Instruction: Set every record down verbatim and omit the pictures.

* BEGIN *

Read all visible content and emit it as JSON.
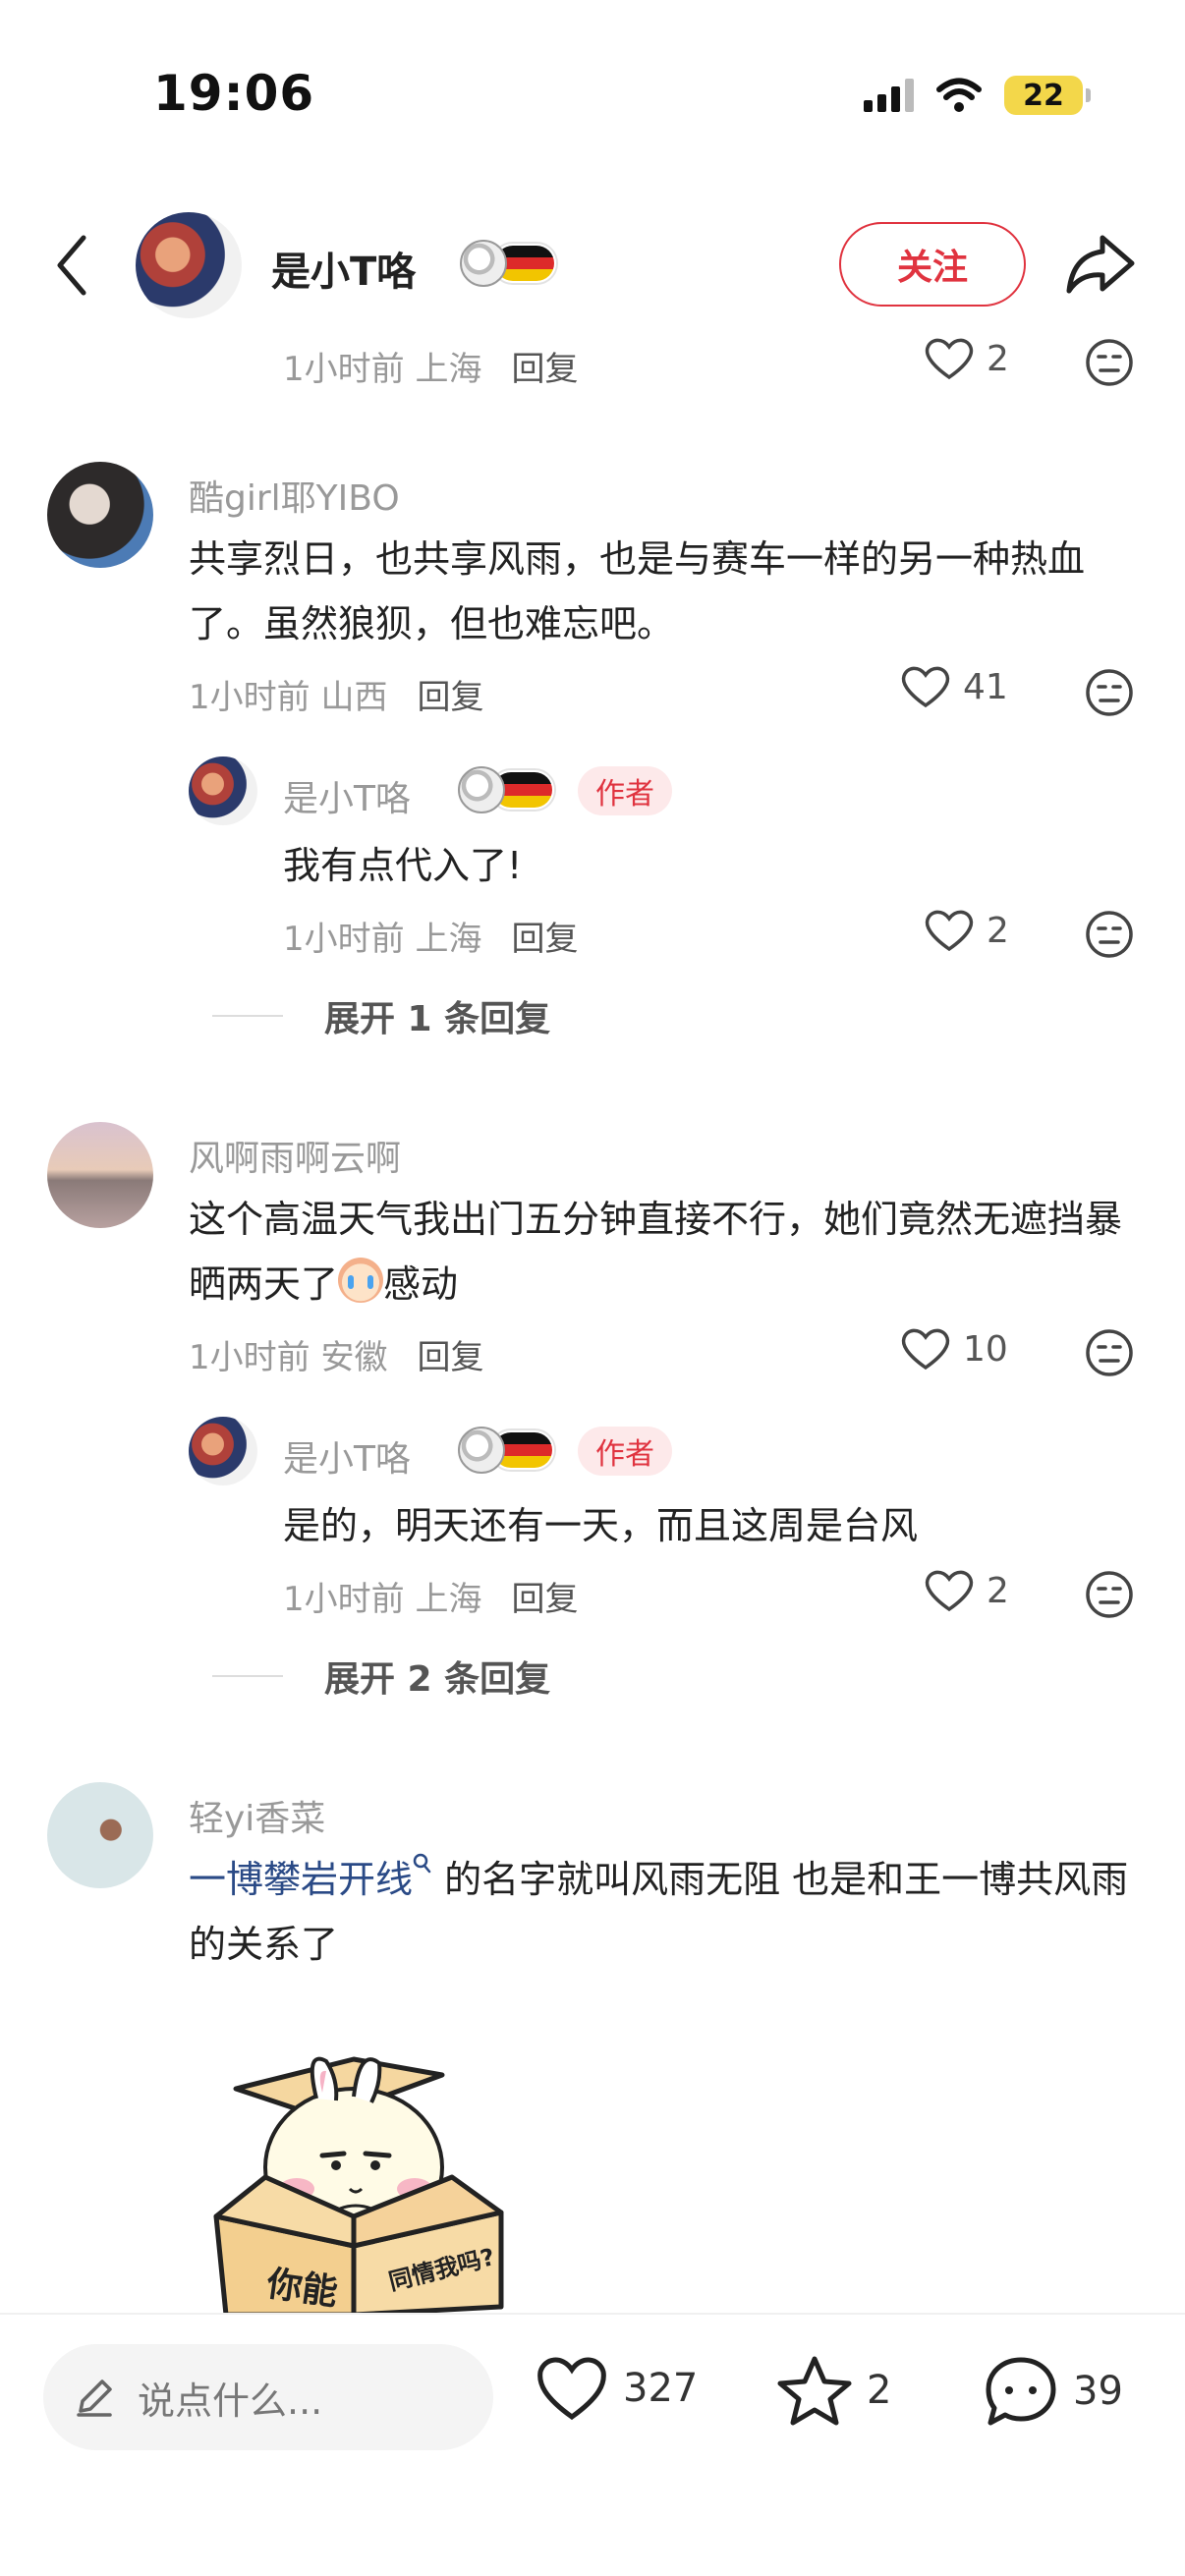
{
  "status_bar": {
    "time": "19:06",
    "battery": "22"
  },
  "header": {
    "author_name": "是小T咯",
    "follow_label": "关注"
  },
  "top_partial_reply": {
    "time": "1小时前",
    "location": "上海",
    "reply_label": "回复",
    "likes": "2"
  },
  "comments": [
    {
      "username": "酷girl耶YIBO",
      "text": "共享烈日，也共享风雨，也是与赛车一样的另一种热血了。虽然狼狈，但也难忘吧。",
      "time": "1小时前",
      "location": "山西",
      "reply_label": "回复",
      "likes": "41",
      "reply": {
        "username": "是小T咯",
        "author_tag": "作者",
        "text": "我有点代入了!",
        "time": "1小时前",
        "location": "上海",
        "reply_label": "回复",
        "likes": "2"
      },
      "expand_label": "展开 1 条回复"
    },
    {
      "username": "风啊雨啊云啊",
      "text_before_emoji": "这个高温天气我出门五分钟直接不行，她们竟然无遮挡暴晒两天了",
      "text_after_emoji": "感动",
      "time": "1小时前",
      "location": "安徽",
      "reply_label": "回复",
      "likes": "10",
      "reply": {
        "username": "是小T咯",
        "author_tag": "作者",
        "text": "是的，明天还有一天，而且这周是台风",
        "time": "1小时前",
        "location": "上海",
        "reply_label": "回复",
        "likes": "2"
      },
      "expand_label": "展开 2 条回复"
    },
    {
      "username": "轻yi香菜",
      "link_text": "一博攀岩开线",
      "text": " 的名字就叫风雨无阻 也是和王一博共风雨的关系了",
      "sticker_text_left": "你能",
      "sticker_text_right": "同情我吗?"
    }
  ],
  "bottom_bar": {
    "input_placeholder": "说点什么...",
    "likes": "327",
    "favorites": "2",
    "comments": "39"
  },
  "colors": {
    "accent": "#e0333f",
    "link": "#2a4a86",
    "muted": "#999999"
  }
}
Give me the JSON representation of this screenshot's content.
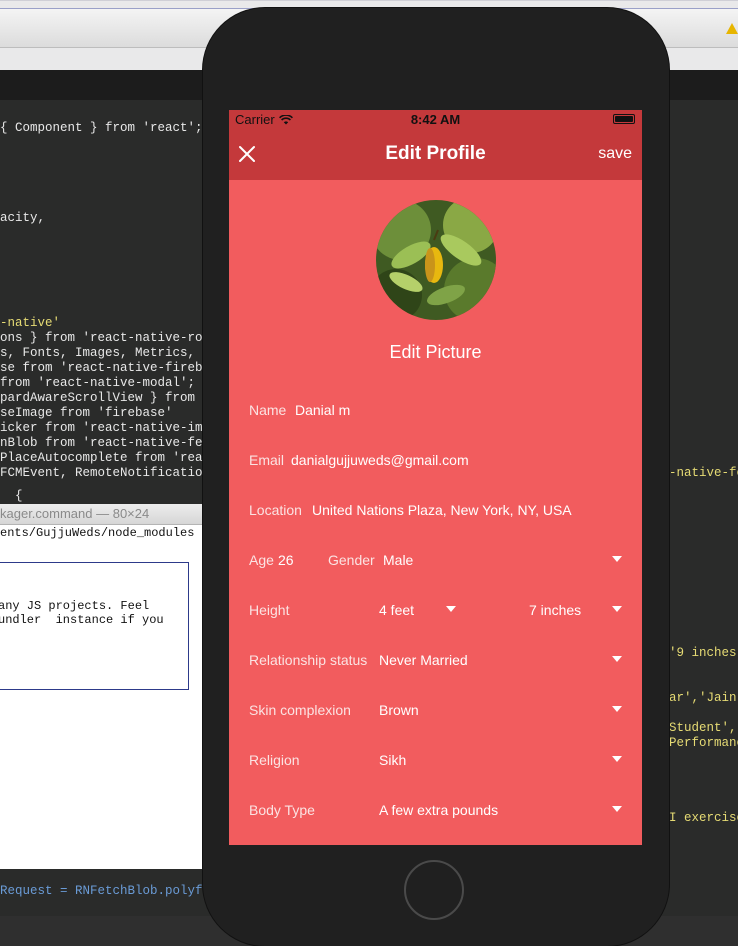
{
  "background": {
    "code_lines": [
      "{ Component } from 'react';",
      "acity,",
      "-native'",
      "ons } from 'react-native-route",
      "s, Fonts, Images, Metrics, Sty",
      "se from 'react-native-firebase",
      "from 'react-native-modal';",
      "pardAwareScrollView } from 're",
      "seImage from 'firebase'",
      "icker from 'react-native-image",
      "nBlob from 'react-native-fetch",
      "PlaceAutocomplete from 'react-",
      "FCMEvent, RemoteNotificationRe",
      "  {"
    ],
    "right_code_lines": [
      "-native-fc",
      "'9 inches'",
      "ar','Jain",
      "Student',",
      "Performanc",
      "I exercise"
    ],
    "terminal_title": "kager.command — 80×24",
    "terminal_path": "ents/GujjuWeds/node_modules (",
    "terminal_text": "any JS projects. Feel\nundler  instance if you",
    "bottom_code": "Request = RNFetchBlob.polyfill"
  },
  "status_bar": {
    "carrier": "Carrier",
    "time": "8:42 AM"
  },
  "nav": {
    "title": "Edit Profile",
    "save": "save"
  },
  "profile": {
    "edit_picture": "Edit Picture",
    "name_label": "Name",
    "name_value": "Danial m",
    "email_label": "Email",
    "email_value": "danialgujjuweds@gmail.com",
    "location_label": "Location",
    "location_value": "United Nations Plaza, New York, NY, USA",
    "age_label": "Age",
    "age_value": "26",
    "gender_label": "Gender",
    "gender_value": "Male",
    "height_label": "Height",
    "height_feet": "4 feet",
    "height_inches": "7 inches",
    "relationship_label": "Relationship status",
    "relationship_value": "Never Married",
    "skin_label": "Skin complexion",
    "skin_value": "Brown",
    "religion_label": "Religion",
    "religion_value": "Sikh",
    "body_label": "Body Type",
    "body_value": "A few extra pounds"
  },
  "colors": {
    "screen_bg": "#f25c5e",
    "navbar_bg": "#c4393b"
  }
}
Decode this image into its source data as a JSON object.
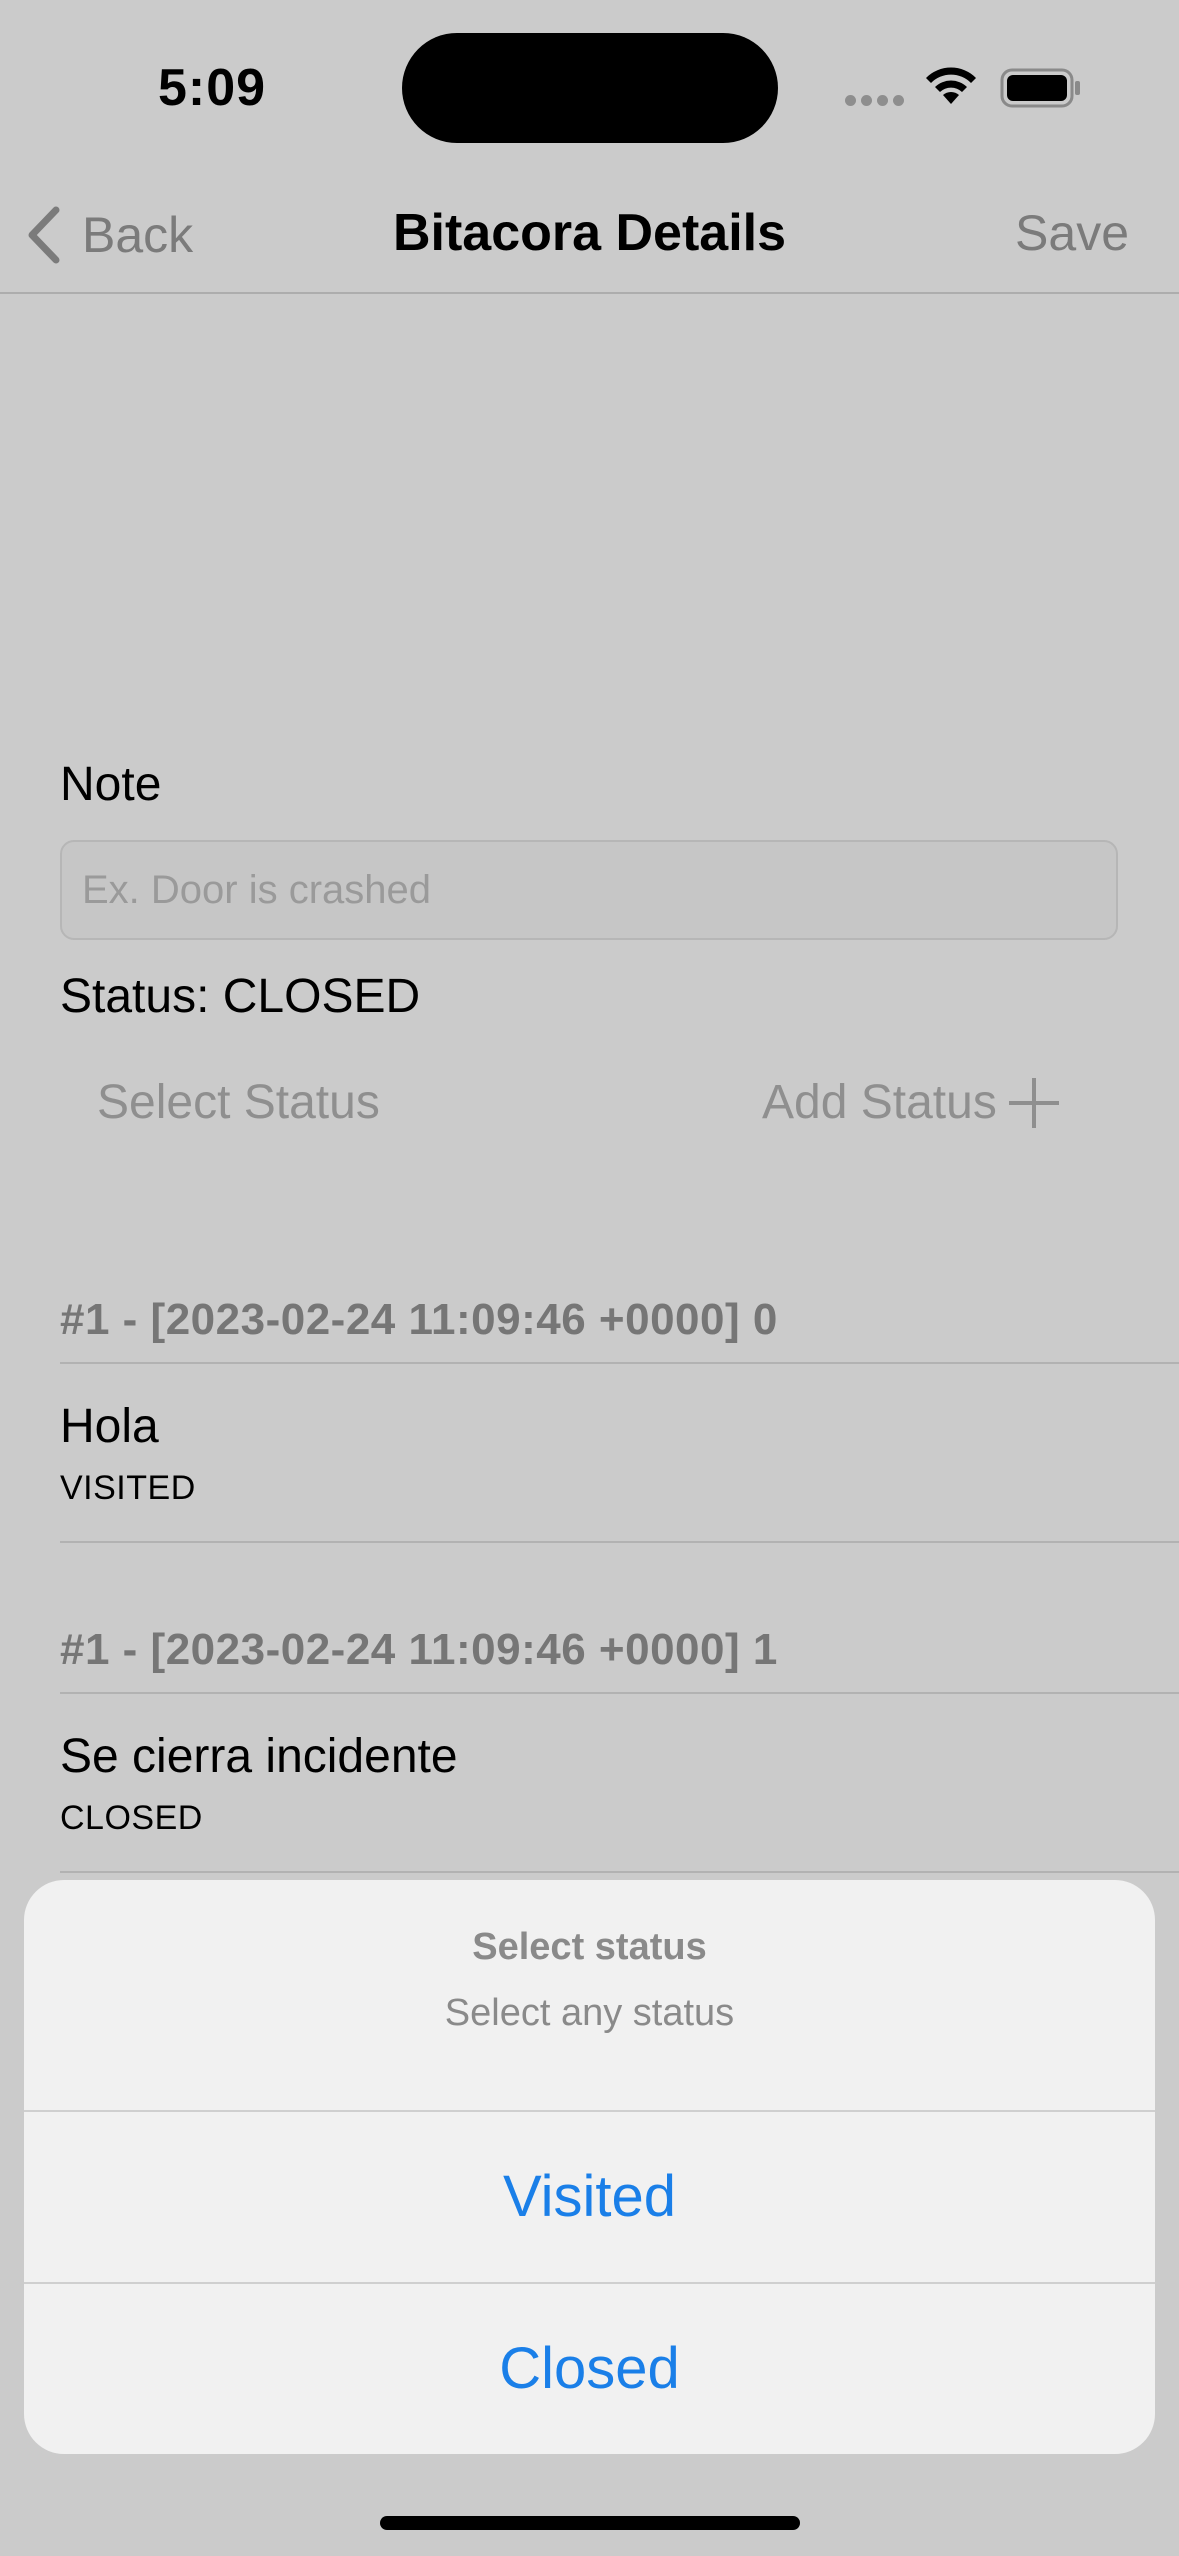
{
  "status_bar": {
    "time": "5:09"
  },
  "nav": {
    "back_label": "Back",
    "title": "Bitacora Details",
    "save_label": "Save"
  },
  "form": {
    "note_label": "Note",
    "note_placeholder": "Ex. Door is crashed",
    "note_value": "",
    "status_text": "Status: CLOSED",
    "select_status_label": "Select Status",
    "add_status_label": "Add Status"
  },
  "log_entries": [
    {
      "header": "#1 - [2023-02-24 11:09:46 +0000] 0",
      "note": "Hola",
      "status": "VISITED"
    },
    {
      "header": "#1 - [2023-02-24 11:09:46 +0000] 1",
      "note": "Se cierra incidente",
      "status": "CLOSED"
    }
  ],
  "action_sheet": {
    "title": "Select status",
    "message": "Select any status",
    "options": [
      "Visited",
      "Closed"
    ]
  },
  "colors": {
    "background": "#cbcbcb",
    "accent": "#1a7fe8",
    "disabled_text": "#8f8f8f"
  }
}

* END *

Solution to this exercise:
Read all visible content and emit it as JSON.
{
  "status_bar": {
    "time": "19:06",
    "battery": "22"
  },
  "header": {
    "author_name": "是小T咯",
    "follow_label": "关注"
  },
  "top_partial_reply": {
    "time": "1小时前",
    "location": "上海",
    "reply_label": "回复",
    "likes": "2"
  },
  "comments": [
    {
      "username": "酷girl耶YIBO",
      "text": "共享烈日，也共享风雨，也是与赛车一样的另一种热血了。虽然狼狈，但也难忘吧。",
      "time": "1小时前",
      "location": "山西",
      "reply_label": "回复",
      "likes": "41",
      "reply": {
        "username": "是小T咯",
        "author_tag": "作者",
        "text": "我有点代入了!",
        "time": "1小时前",
        "location": "上海",
        "reply_label": "回复",
        "likes": "2"
      },
      "expand_label": "展开 1 条回复"
    },
    {
      "username": "风啊雨啊云啊",
      "text_before_emoji": "这个高温天气我出门五分钟直接不行，她们竟然无遮挡暴晒两天了",
      "text_after_emoji": "感动",
      "time": "1小时前",
      "location": "安徽",
      "reply_label": "回复",
      "likes": "10",
      "reply": {
        "username": "是小T咯",
        "author_tag": "作者",
        "text": "是的，明天还有一天，而且这周是台风",
        "time": "1小时前",
        "location": "上海",
        "reply_label": "回复",
        "likes": "2"
      },
      "expand_label": "展开 2 条回复"
    },
    {
      "username": "轻yi香菜",
      "link_text": "一博攀岩开线",
      "text": " 的名字就叫风雨无阻 也是和王一博共风雨的关系了",
      "sticker_text_left": "你能",
      "sticker_text_right": "同情我吗?"
    }
  ],
  "bottom_bar": {
    "input_placeholder": "说点什么...",
    "likes": "327",
    "favorites": "2",
    "comments": "39"
  },
  "colors": {
    "accent": "#e0333f",
    "link": "#2a4a86",
    "muted": "#999999"
  }
}
Give me the JSON representation of this screenshot's content.
{
  "background": {
    "code_lines": [
      "{ Component } from 'react';",
      "acity,",
      "-native'",
      "ons } from 'react-native-route",
      "s, Fonts, Images, Metrics, Sty",
      "se from 'react-native-firebase",
      "from 'react-native-modal';",
      "pardAwareScrollView } from 're",
      "seImage from 'firebase'",
      "icker from 'react-native-image",
      "nBlob from 'react-native-fetch",
      "PlaceAutocomplete from 'react-",
      "FCMEvent, RemoteNotificationRe",
      "  {"
    ],
    "right_code_lines": [
      "-native-fc",
      "'9 inches'",
      "ar','Jain",
      "Student',",
      "Performanc",
      "I exercise"
    ],
    "terminal_title": "kager.command — 80×24",
    "terminal_path": "ents/GujjuWeds/node_modules (",
    "terminal_text": "any JS projects. Feel\nundler  instance if you",
    "bottom_code": "Request = RNFetchBlob.polyfill"
  },
  "status_bar": {
    "carrier": "Carrier",
    "time": "8:42 AM"
  },
  "nav": {
    "title": "Edit Profile",
    "save": "save"
  },
  "profile": {
    "edit_picture": "Edit Picture",
    "name_label": "Name",
    "name_value": "Danial m",
    "email_label": "Email",
    "email_value": "danialgujjuweds@gmail.com",
    "location_label": "Location",
    "location_value": "United Nations Plaza, New York, NY, USA",
    "age_label": "Age",
    "age_value": "26",
    "gender_label": "Gender",
    "gender_value": "Male",
    "height_label": "Height",
    "height_feet": "4 feet",
    "height_inches": "7 inches",
    "relationship_label": "Relationship status",
    "relationship_value": "Never Married",
    "skin_label": "Skin complexion",
    "skin_value": "Brown",
    "religion_label": "Religion",
    "religion_value": "Sikh",
    "body_label": "Body Type",
    "body_value": "A few extra pounds"
  },
  "colors": {
    "screen_bg": "#f25c5e",
    "navbar_bg": "#c4393b"
  }
}
Decode this image into its source data as a JSON object.
{
  "status_bar": {
    "time": "5:09"
  },
  "nav": {
    "back_label": "Back",
    "title": "Bitacora Details",
    "save_label": "Save"
  },
  "form": {
    "note_label": "Note",
    "note_placeholder": "Ex. Door is crashed",
    "note_value": "",
    "status_text": "Status: CLOSED",
    "select_status_label": "Select Status",
    "add_status_label": "Add Status"
  },
  "log_entries": [
    {
      "header": "#1 - [2023-02-24 11:09:46 +0000] 0",
      "note": "Hola",
      "status": "VISITED"
    },
    {
      "header": "#1 - [2023-02-24 11:09:46 +0000] 1",
      "note": "Se cierra incidente",
      "status": "CLOSED"
    }
  ],
  "action_sheet": {
    "title": "Select status",
    "message": "Select any status",
    "options": [
      "Visited",
      "Closed"
    ]
  },
  "colors": {
    "background": "#cbcbcb",
    "accent": "#1a7fe8",
    "disabled_text": "#8f8f8f"
  }
}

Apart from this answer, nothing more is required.